◆ What this task involves
Write the next part of the mailing-list reply about the WHOIS protocol and RDS policy, picking up right after its final sentence.

◆ Text provided
((
[gnso-rds-pdp-wg] Using the GDPR as a basis for RDS Policy

Thu Feb 15 14:43:50 UTC 2018

Hi,

On Thu, Feb 15, 2018 at 02:03:49PM +0000, Greg Aaron wrote:
> 

> Well... no.  We can certainly agree that a move to RDAP is sorely
> needed.  But deficiencies in the WHOIS protocol were not the
> problem.

Actually, your quote shows otherwise.  See below.

> Rather it was failure by many registrars to implement
> properly and uniformly -- not just "bad actors" but the many more
> that were inattentive or not competent.

I used "bad actors" loosely, to include registrars who didn't do their
job.  I can't tell whether a registrar who doesn't do its job is
incompetent, lazy, or malicious.  And I don't care.

> "Historically, the centralized databases of thick Whois registries
>are operated under a single administrator that sets conventions and
>standards for submission and display,

The mere fact that this talks about display _at all_ is evidence that
the whois protocol itself was indeed part of the problem.  Display in
a data system should not be under the control of the data source, but
under some formatting system.  This is the same reason that my user
agent (browser) is responsible for formatting things on the web
according to the css file sent by the server (or, perhaps, some other
css file I can use locally to override that stylesheet).

The submission standards are a different problem, because in fact
there are agreemnets that _already_ govern such submissions.  There is
no need of a central datbase to get the submmission correct, unless
some participants in the system are just not doing their job.  The
answer to that, of course, is market discipline, including either
reputation system counter-bias or deaccreditation.  ICANN's dependence
on fees from the registry business makes it an ineffective
agent of deaccreditation, of course.

>  The thin model is thus criticized for introducing variability among
>Whois services, which can be problematic for legitimate forms of
>automation.

This is again evidence that whois the protocol was part of the
problem.  You can't automate against whois because the only way to do
it is to scrape screens, and that is unreliable.  Indeed, in a
properly formatted data output, even missing data isn't as great a
problem, because your automation can cope with the missing data
precisely because it is formatted for machine consumption.

> In other words: security, stability, and usability reasons.

Those may be the reasons people selected this path, but it has always
been evident to many of us that the mistake was in relying on a
protocol misfit to the purpose.  We didn't get greater security from
it: data leaks like crazy, there is no authentication of who is
requesting, and people lie about their data for the perfectly
reasonable end of not getting doxed just because of having a domain
name.  We didn't get greater stability, either, because we have
increased the data maintenance burden on registries for no obvious
benefit, and have increased the probabilty of data mismatches across
two different "sources of truth" (as they say, "The man with two
watches never knows what time it is").  And usability was not
improved, either, because whois can't do internationalization, can't
give you only the data you want, and can't do referrals reliably or
effectively.
))
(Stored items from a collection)
((
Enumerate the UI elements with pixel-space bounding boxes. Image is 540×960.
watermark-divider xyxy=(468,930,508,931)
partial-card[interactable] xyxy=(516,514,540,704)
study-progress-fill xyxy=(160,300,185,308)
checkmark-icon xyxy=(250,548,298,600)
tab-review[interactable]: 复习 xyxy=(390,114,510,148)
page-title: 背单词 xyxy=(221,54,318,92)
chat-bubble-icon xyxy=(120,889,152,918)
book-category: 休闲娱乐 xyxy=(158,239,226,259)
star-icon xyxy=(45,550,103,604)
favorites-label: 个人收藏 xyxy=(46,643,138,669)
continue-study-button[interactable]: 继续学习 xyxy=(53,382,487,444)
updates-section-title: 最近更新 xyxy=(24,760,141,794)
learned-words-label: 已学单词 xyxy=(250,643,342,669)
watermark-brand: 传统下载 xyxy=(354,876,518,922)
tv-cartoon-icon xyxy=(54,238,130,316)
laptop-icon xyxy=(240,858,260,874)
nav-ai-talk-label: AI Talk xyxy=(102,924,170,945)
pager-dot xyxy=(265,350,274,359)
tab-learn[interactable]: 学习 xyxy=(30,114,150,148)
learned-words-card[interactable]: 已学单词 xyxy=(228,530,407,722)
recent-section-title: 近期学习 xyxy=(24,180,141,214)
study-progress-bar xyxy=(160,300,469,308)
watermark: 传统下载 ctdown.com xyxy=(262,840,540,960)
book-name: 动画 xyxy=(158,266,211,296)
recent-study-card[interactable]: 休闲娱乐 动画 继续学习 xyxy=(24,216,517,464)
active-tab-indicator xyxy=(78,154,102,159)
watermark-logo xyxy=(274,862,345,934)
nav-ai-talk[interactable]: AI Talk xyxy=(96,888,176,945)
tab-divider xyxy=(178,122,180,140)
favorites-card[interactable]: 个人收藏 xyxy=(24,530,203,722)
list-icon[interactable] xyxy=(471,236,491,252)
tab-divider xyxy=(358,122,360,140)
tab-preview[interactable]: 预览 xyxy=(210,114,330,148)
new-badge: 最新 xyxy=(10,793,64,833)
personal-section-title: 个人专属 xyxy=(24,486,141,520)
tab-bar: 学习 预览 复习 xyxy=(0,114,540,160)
))
((
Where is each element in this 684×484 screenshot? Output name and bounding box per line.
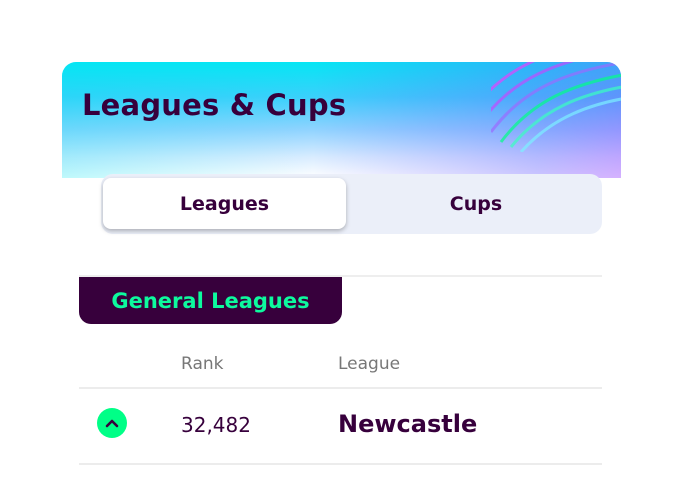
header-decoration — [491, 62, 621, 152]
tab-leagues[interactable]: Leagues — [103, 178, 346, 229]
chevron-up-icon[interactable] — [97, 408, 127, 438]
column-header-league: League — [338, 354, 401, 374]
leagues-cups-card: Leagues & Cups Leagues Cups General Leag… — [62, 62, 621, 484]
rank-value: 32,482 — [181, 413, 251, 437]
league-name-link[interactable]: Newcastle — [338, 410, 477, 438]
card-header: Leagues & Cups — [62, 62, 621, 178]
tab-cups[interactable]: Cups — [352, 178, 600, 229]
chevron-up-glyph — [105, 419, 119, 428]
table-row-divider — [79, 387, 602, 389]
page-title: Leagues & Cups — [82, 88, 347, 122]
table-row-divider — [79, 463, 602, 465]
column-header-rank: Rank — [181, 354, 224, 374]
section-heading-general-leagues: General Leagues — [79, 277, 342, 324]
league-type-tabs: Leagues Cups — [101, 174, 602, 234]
))
◆ Written answer
> The accuracy of the data is a completely separate matter.

It is not.  A significant reason for data problems is manifestly the
bad protocol, which creates incentives for white lies.

> A distributed system relies on the competence, robustness, and good
> faith of all the parties involved.  Centralizing some aspects can
> mitigate failures, incompetence, and bad faith.

It seems to me that the current whois is, quite literally, a
counterexample to your claim, whereas the DNS and its actual operation
on the Internet suggests to me that when the incentives are correctly
aligned a distributed system works well.

I can buy the argument that the R/R/R model was dumb, and that
registrars are a needless wheel that does no work in the registration
system.  _That_ is a reason to centralise all data in the registry.
But I doubt we are headed in that direction.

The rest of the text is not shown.